*What you need to do:* Your answer should be one number: the count of lines in these entries that hold the word "ελληνική".

*Supplied records:*

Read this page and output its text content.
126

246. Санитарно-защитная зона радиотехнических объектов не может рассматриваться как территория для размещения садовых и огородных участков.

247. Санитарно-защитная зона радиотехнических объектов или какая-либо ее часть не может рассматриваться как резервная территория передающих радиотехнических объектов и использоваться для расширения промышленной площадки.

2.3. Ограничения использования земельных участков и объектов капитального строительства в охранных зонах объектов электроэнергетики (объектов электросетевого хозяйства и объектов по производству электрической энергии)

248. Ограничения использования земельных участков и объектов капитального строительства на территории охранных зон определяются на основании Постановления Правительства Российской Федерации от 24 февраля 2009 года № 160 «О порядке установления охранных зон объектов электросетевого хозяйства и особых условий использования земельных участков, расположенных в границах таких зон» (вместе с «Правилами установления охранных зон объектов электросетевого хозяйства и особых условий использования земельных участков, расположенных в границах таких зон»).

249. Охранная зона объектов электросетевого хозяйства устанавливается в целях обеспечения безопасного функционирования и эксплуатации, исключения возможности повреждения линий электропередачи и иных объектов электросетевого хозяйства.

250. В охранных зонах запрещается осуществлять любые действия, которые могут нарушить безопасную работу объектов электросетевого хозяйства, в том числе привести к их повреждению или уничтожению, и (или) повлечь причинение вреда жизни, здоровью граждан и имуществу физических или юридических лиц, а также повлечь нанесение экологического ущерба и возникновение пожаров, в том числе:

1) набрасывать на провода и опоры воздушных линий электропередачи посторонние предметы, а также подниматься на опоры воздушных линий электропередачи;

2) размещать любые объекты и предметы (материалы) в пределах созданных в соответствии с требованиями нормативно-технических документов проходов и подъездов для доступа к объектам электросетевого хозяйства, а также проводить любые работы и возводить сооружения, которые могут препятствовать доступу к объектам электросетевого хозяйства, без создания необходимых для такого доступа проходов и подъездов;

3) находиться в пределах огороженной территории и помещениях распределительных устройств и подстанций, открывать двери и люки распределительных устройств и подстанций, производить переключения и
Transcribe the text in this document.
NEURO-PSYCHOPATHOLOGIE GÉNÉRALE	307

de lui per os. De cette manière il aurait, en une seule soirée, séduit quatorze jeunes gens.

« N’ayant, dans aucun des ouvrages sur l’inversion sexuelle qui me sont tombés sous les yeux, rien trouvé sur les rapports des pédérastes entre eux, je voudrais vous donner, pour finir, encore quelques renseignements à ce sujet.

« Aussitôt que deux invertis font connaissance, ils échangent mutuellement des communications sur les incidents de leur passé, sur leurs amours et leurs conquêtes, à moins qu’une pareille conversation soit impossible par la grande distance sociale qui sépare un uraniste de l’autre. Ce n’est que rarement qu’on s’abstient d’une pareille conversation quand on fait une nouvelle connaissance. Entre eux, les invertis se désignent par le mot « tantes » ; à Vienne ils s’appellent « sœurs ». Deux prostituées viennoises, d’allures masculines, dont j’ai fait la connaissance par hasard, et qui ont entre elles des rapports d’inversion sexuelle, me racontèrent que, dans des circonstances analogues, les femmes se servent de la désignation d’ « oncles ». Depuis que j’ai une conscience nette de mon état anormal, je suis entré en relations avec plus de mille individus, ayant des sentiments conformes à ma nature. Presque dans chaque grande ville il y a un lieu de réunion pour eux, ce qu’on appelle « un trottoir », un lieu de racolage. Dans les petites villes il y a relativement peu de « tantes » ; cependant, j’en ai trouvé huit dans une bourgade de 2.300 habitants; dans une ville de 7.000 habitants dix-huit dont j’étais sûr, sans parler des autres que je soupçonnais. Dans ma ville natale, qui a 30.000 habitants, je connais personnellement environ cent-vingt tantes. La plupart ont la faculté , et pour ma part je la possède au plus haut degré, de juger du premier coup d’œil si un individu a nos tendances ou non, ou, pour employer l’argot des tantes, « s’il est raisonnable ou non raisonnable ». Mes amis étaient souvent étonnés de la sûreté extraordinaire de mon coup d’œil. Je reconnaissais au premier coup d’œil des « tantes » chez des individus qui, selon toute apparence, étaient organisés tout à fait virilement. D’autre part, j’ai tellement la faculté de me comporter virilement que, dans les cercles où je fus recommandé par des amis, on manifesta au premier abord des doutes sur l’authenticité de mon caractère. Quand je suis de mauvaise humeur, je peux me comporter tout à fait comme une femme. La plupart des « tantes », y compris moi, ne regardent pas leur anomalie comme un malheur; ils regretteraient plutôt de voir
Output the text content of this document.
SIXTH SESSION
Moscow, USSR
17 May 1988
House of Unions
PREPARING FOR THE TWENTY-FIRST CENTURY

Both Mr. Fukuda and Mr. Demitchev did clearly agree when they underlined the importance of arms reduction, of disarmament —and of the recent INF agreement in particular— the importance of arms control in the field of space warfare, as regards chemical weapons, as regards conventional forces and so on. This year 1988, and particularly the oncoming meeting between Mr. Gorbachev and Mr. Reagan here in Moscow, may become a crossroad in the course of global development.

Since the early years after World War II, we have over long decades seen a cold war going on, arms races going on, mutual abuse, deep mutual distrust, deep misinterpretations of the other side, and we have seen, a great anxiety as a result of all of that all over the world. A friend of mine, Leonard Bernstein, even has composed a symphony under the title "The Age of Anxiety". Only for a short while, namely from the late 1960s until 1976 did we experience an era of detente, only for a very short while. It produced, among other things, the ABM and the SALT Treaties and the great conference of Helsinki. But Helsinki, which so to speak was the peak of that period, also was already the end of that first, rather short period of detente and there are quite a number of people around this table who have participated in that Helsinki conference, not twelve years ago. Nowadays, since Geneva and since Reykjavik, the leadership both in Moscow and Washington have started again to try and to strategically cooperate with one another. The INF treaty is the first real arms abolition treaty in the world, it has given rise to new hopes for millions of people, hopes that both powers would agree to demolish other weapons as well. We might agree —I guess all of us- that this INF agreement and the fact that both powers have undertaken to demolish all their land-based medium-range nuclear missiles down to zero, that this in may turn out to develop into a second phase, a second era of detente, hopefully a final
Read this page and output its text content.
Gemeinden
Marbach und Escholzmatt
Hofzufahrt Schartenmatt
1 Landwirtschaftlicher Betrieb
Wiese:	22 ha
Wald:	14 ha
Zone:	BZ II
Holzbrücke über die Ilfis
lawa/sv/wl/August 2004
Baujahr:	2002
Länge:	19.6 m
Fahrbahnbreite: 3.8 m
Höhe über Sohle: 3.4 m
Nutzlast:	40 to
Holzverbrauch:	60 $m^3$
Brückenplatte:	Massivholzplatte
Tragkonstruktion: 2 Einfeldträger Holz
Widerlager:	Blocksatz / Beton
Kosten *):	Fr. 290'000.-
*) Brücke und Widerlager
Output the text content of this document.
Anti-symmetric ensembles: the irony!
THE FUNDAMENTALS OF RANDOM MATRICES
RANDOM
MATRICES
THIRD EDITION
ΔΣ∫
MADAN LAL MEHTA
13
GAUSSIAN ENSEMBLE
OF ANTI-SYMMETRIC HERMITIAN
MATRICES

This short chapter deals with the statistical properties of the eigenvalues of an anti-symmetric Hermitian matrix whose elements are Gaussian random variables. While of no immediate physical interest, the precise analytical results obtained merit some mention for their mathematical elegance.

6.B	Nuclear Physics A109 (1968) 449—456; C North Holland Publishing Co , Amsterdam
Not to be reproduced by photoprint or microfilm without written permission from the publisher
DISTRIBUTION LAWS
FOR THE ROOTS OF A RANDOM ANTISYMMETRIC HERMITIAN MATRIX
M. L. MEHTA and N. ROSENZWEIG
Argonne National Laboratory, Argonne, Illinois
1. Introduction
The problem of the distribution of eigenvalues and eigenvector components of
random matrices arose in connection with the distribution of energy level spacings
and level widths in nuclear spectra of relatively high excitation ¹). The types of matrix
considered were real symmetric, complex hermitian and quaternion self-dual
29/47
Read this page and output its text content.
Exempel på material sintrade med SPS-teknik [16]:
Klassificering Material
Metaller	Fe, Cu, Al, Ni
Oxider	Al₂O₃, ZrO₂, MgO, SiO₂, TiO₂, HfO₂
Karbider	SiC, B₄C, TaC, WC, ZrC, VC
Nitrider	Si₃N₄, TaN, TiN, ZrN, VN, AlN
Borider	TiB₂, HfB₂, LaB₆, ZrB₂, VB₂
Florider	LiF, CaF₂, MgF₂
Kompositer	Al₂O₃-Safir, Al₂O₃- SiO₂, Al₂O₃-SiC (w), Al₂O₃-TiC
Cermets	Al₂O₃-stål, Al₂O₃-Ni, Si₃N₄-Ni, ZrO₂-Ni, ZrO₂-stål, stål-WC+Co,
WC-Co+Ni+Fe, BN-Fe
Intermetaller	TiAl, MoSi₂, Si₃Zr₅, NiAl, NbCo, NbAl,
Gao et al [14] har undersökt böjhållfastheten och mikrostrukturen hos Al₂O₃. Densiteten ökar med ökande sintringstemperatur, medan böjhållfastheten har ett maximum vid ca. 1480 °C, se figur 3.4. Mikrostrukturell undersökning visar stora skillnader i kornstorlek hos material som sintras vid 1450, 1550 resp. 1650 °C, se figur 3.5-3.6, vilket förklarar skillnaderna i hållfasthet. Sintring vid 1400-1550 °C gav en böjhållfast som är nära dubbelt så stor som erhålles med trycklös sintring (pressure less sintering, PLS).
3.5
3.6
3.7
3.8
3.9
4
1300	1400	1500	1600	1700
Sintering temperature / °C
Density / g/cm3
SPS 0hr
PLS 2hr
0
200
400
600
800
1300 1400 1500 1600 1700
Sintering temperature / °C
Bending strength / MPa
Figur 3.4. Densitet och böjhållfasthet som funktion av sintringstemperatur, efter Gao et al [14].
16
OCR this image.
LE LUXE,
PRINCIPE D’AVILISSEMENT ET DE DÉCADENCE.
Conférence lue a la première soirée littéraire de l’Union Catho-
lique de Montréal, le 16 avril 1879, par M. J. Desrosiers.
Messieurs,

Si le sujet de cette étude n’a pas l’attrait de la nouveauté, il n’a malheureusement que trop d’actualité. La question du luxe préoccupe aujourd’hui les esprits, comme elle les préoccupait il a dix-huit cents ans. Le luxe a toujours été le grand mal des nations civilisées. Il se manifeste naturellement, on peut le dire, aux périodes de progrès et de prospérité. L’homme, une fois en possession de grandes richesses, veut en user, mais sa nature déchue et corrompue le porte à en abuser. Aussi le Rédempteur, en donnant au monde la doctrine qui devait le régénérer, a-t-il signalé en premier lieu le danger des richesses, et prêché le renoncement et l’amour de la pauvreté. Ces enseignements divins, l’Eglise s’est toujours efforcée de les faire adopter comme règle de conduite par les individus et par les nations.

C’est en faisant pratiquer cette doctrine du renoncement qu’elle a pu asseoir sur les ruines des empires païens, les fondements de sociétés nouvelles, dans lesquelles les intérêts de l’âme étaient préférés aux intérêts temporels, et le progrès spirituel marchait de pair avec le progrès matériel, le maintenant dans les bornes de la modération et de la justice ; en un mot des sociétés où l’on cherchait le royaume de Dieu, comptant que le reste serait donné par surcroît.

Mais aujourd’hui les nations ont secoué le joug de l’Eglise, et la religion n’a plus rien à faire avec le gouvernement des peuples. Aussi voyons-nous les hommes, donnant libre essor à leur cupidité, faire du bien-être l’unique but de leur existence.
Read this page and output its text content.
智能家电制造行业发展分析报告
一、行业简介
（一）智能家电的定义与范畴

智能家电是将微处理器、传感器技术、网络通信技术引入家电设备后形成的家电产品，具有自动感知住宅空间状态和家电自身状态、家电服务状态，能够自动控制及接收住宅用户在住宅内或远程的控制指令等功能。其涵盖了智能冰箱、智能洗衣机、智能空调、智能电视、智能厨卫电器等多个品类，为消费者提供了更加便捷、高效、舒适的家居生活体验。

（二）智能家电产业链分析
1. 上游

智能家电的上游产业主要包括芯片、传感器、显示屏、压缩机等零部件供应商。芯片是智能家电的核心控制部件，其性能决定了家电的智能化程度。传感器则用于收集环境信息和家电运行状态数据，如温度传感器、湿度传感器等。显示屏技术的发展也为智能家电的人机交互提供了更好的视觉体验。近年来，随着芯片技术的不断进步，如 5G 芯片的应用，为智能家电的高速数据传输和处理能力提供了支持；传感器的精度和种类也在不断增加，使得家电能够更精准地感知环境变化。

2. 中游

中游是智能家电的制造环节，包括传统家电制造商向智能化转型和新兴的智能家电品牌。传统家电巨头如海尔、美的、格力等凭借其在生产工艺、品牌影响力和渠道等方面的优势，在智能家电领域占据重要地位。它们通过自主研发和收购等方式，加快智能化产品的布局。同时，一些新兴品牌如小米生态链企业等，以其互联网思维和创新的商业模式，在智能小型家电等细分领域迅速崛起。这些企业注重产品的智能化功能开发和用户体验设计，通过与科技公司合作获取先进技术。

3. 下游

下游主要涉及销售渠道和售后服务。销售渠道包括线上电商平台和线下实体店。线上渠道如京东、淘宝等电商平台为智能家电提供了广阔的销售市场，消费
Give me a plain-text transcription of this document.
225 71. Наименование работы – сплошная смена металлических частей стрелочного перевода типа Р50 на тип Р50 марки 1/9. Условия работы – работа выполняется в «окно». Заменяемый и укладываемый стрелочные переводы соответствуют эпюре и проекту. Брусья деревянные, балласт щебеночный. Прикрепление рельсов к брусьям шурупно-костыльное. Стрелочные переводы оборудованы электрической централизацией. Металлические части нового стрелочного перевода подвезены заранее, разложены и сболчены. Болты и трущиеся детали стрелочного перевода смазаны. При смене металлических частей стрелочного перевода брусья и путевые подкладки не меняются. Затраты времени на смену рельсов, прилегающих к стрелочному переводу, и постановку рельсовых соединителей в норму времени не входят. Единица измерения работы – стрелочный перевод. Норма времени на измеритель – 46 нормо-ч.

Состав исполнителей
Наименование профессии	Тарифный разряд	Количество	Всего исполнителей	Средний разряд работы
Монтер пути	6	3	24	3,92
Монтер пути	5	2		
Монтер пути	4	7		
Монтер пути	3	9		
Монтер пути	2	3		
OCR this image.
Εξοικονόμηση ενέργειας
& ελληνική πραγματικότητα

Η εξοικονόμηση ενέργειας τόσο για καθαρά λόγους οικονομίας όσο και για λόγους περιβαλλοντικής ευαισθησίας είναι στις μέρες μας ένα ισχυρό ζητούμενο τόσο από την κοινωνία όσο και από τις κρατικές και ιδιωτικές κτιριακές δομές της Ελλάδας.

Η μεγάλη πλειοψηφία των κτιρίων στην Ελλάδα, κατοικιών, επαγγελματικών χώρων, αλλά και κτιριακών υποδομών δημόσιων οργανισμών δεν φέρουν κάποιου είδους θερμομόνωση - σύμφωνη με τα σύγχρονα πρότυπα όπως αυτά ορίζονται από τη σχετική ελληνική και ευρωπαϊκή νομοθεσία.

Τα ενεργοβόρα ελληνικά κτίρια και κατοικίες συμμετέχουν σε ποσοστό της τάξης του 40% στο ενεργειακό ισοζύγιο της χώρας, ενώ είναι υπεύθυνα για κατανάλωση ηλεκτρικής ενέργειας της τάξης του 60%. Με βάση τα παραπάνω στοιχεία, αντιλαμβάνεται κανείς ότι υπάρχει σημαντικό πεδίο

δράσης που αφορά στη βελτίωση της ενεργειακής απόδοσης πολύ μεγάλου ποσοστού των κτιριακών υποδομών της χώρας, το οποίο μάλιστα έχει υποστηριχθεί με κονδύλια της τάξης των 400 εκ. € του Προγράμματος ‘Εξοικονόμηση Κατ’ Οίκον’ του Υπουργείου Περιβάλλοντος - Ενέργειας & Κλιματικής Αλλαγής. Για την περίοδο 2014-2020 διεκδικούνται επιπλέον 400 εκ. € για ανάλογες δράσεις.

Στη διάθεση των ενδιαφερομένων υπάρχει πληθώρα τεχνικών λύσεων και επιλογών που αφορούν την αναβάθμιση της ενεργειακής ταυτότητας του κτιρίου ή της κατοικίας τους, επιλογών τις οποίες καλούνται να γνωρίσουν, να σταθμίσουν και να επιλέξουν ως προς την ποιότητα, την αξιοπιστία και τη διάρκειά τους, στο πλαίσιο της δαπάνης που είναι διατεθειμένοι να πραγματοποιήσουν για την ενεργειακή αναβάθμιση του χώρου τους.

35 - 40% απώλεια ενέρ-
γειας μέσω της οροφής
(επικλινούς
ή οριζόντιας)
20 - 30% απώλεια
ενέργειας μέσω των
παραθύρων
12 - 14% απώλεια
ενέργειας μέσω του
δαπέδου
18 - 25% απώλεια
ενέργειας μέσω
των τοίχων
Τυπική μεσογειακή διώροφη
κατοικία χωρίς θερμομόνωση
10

*Full answer:* 2